*TASK INSTRUCTIONS:* Pull every line that holds the word "Dependency" from the entries.

=== PROVIDED DATA ===

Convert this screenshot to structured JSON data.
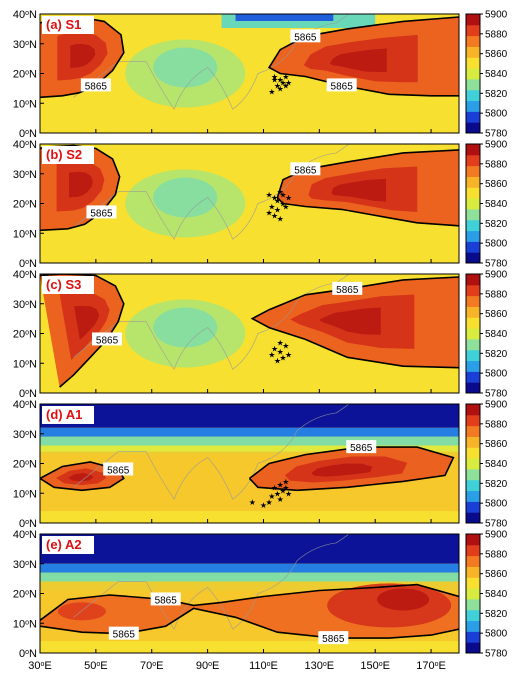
{
  "chart_data": {
    "type": "heatmap",
    "x_ticks": [
      "30°E",
      "50°E",
      "70°E",
      "90°E",
      "110°E",
      "130°E",
      "150°E",
      "170°E"
    ],
    "y_ticks": [
      "0°N",
      "10°N",
      "20°N",
      "30°N",
      "40°N"
    ],
    "xlim": [
      30,
      180
    ],
    "ylim": [
      0,
      40
    ],
    "colorbar": {
      "ticks": [
        "5900",
        "5880",
        "5860",
        "5840",
        "5820",
        "5800",
        "5780"
      ],
      "range": [
        5780,
        5900
      ],
      "colors": [
        "#0a0a8c",
        "#1a3fd6",
        "#2a9fe8",
        "#40d0d8",
        "#8fe09a",
        "#d8ec40",
        "#f7e030",
        "#f8b428",
        "#f27a22",
        "#e23e1c",
        "#b01010"
      ]
    },
    "contour_value": "5865",
    "panels": [
      {
        "title": "(a) S1",
        "contour_labels": [
          "5865",
          "5865",
          "5865"
        ],
        "contours": [
          [
            [
              30,
              12
            ],
            [
              38,
              12.5
            ],
            [
              44,
              13.5
            ],
            [
              50,
              16
            ],
            [
              56,
              21
            ],
            [
              60,
              27
            ],
            [
              59,
              33
            ],
            [
              53,
              37.5
            ],
            [
              44,
              39
            ],
            [
              36,
              38.5
            ],
            [
              30,
              37
            ]
          ],
          [
            [
              180,
              39
            ],
            [
              160,
              37.5
            ],
            [
              140,
              35
            ],
            [
              125,
              32.5
            ],
            [
              116,
              28
            ],
            [
              112,
              22
            ],
            [
              116,
              20
            ],
            [
              125,
              19
            ],
            [
              138,
              16
            ],
            [
              155,
              13
            ],
            [
              170,
              12.5
            ],
            [
              180,
              12.5
            ]
          ]
        ],
        "stars": [
          [
            114,
            18
          ],
          [
            116,
            18
          ],
          [
            117,
            17
          ],
          [
            118,
            19
          ],
          [
            115,
            16
          ],
          [
            119,
            17
          ],
          [
            113,
            14
          ],
          [
            116,
            15
          ],
          [
            118,
            16
          ],
          [
            114,
            19
          ]
        ]
      },
      {
        "title": "(b) S2",
        "contour_labels": [
          "5865",
          "5865"
        ],
        "contours": [
          [
            [
              30,
              11
            ],
            [
              40,
              11.5
            ],
            [
              46,
              13
            ],
            [
              52,
              17
            ],
            [
              57,
              23
            ],
            [
              58.5,
              29
            ],
            [
              56,
              35
            ],
            [
              50,
              38.5
            ],
            [
              42,
              39.5
            ],
            [
              32,
              39
            ],
            [
              30,
              38.5
            ]
          ],
          [
            [
              180,
              38
            ],
            [
              160,
              37
            ],
            [
              140,
              34
            ],
            [
              125,
              31.5
            ],
            [
              117,
              28
            ],
            [
              115,
              22
            ],
            [
              117,
              20
            ],
            [
              125,
              19
            ],
            [
              138,
              18
            ],
            [
              150,
              16
            ],
            [
              165,
              13.5
            ],
            [
              180,
              12.5
            ]
          ]
        ],
        "stars": [
          [
            112,
            23
          ],
          [
            114,
            22
          ],
          [
            116,
            24
          ],
          [
            115,
            18
          ],
          [
            117,
            20
          ],
          [
            113,
            19
          ],
          [
            114,
            16
          ],
          [
            116,
            15
          ],
          [
            118,
            19
          ],
          [
            112,
            17
          ],
          [
            115,
            21
          ],
          [
            117,
            23
          ],
          [
            119,
            22
          ]
        ]
      },
      {
        "title": "(c) S3",
        "contour_labels": [
          "5865",
          "5865"
        ],
        "contours": [
          [
            [
              37,
              2
            ],
            [
              42,
              6
            ],
            [
              48,
              12
            ],
            [
              54,
              18
            ],
            [
              58,
              24
            ],
            [
              60,
              30
            ],
            [
              57,
              36
            ],
            [
              50,
              39.5
            ],
            [
              38,
              40
            ],
            [
              30,
              39.5
            ]
          ],
          [
            [
              180,
              39
            ],
            [
              160,
              38
            ],
            [
              140,
              35
            ],
            [
              125,
              33
            ],
            [
              112,
              28
            ],
            [
              106,
              25
            ],
            [
              112,
              22
            ],
            [
              125,
              18
            ],
            [
              140,
              12
            ],
            [
              160,
              9
            ],
            [
              180,
              8.5
            ]
          ]
        ],
        "stars": [
          [
            114,
            15
          ],
          [
            116,
            14
          ],
          [
            118,
            16
          ],
          [
            117,
            12
          ],
          [
            115,
            11
          ],
          [
            119,
            13
          ],
          [
            113,
            13
          ],
          [
            116,
            17
          ]
        ]
      },
      {
        "title": "(d) A1",
        "contour_labels": [
          "5865",
          "5865"
        ],
        "contours": [
          [
            [
              30,
              15
            ],
            [
              38,
              19
            ],
            [
              48,
              20.5
            ],
            [
              58,
              18
            ],
            [
              60,
              15
            ],
            [
              55,
              12
            ],
            [
              45,
              11
            ],
            [
              35,
              12
            ],
            [
              30,
              15
            ]
          ],
          [
            [
              105,
              15
            ],
            [
              112,
              20
            ],
            [
              125,
              23
            ],
            [
              145,
              25.5
            ],
            [
              165,
              25.5
            ],
            [
              178,
              22
            ],
            [
              175,
              16
            ],
            [
              160,
              14
            ],
            [
              140,
              12
            ],
            [
              122,
              11
            ],
            [
              108,
              12
            ],
            [
              105,
              15
            ]
          ]
        ],
        "stars": [
          [
            114,
            12
          ],
          [
            116,
            13
          ],
          [
            117,
            11
          ],
          [
            115,
            10
          ],
          [
            118,
            12
          ],
          [
            113,
            9
          ],
          [
            116,
            8
          ],
          [
            112,
            7
          ],
          [
            110,
            6
          ],
          [
            106,
            7
          ],
          [
            118,
            14
          ],
          [
            119,
            10
          ]
        ]
      },
      {
        "title": "(e) A2",
        "contour_labels": [
          "5865",
          "5865",
          "5865"
        ],
        "contours": [
          [
            [
              30,
              11
            ],
            [
              40,
              18
            ],
            [
              55,
              19.5
            ],
            [
              75,
              18
            ],
            [
              85,
              16
            ],
            [
              95,
              17
            ],
            [
              110,
              19
            ],
            [
              130,
              21
            ],
            [
              150,
              22
            ],
            [
              165,
              23
            ],
            [
              180,
              19
            ]
          ],
          [
            [
              30,
              9
            ],
            [
              45,
              7
            ],
            [
              60,
              6.5
            ],
            [
              75,
              9
            ],
            [
              85,
              15
            ],
            [
              100,
              12
            ],
            [
              115,
              7
            ],
            [
              135,
              5
            ],
            [
              155,
              5
            ],
            [
              170,
              6
            ],
            [
              180,
              8
            ]
          ]
        ],
        "stars": []
      }
    ]
  }
}
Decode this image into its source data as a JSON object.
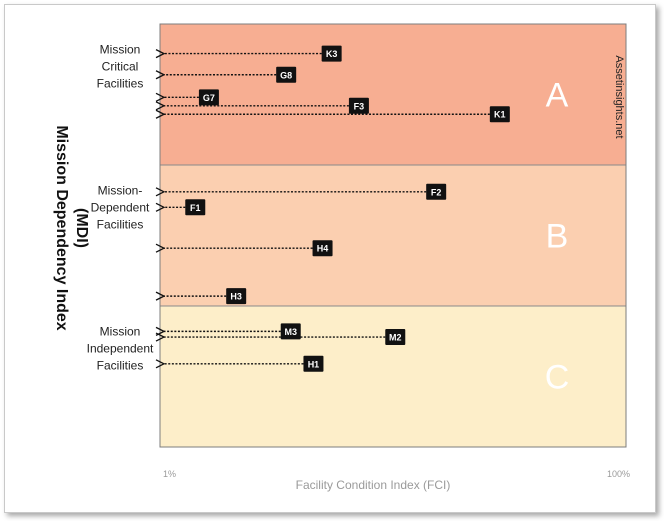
{
  "chart_data": {
    "type": "scatter",
    "xlabel": "Facility Condition Index (FCI)",
    "ylabel": "Mission Dependency Index (MDI)",
    "ylabel_lines": [
      "Mission Dependency Index",
      "(MDI)"
    ],
    "x_ticks": [
      "1%",
      "100%"
    ],
    "xlim": [
      1,
      100
    ],
    "watermark": "Assetinsights.net",
    "zones": [
      {
        "letter": "A",
        "label_lines": [
          "Mission",
          "Critical",
          "Facilities"
        ],
        "color": "#f7ae92"
      },
      {
        "letter": "B",
        "label_lines": [
          "Mission-",
          "Dependent",
          "Facilities"
        ],
        "color": "#fbcfb0"
      },
      {
        "letter": "C",
        "label_lines": [
          "Mission",
          "Independent",
          "Facilities"
        ],
        "color": "#fdeec9"
      }
    ],
    "points": [
      {
        "label": "K3",
        "fci": 37,
        "zone": "A",
        "rank": 0.21
      },
      {
        "label": "G8",
        "fci": 27,
        "zone": "A",
        "rank": 0.36
      },
      {
        "label": "G7",
        "fci": 10,
        "zone": "A",
        "rank": 0.52
      },
      {
        "label": "F3",
        "fci": 43,
        "zone": "A",
        "rank": 0.58
      },
      {
        "label": "K1",
        "fci": 74,
        "zone": "A",
        "rank": 0.64
      },
      {
        "label": "F2",
        "fci": 60,
        "zone": "B",
        "rank": 0.19
      },
      {
        "label": "F1",
        "fci": 7,
        "zone": "B",
        "rank": 0.3
      },
      {
        "label": "H4",
        "fci": 35,
        "zone": "B",
        "rank": 0.59
      },
      {
        "label": "H3",
        "fci": 16,
        "zone": "B",
        "rank": 0.93
      },
      {
        "label": "M3",
        "fci": 28,
        "zone": "C",
        "rank": 0.18
      },
      {
        "label": "M2",
        "fci": 51,
        "zone": "C",
        "rank": 0.22
      },
      {
        "label": "H1",
        "fci": 33,
        "zone": "C",
        "rank": 0.41
      }
    ]
  }
}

===

*TASK RESPONSE:*
    "ylabel": "Mission Dependency Index (MDI)",
      "Mission Dependency Index",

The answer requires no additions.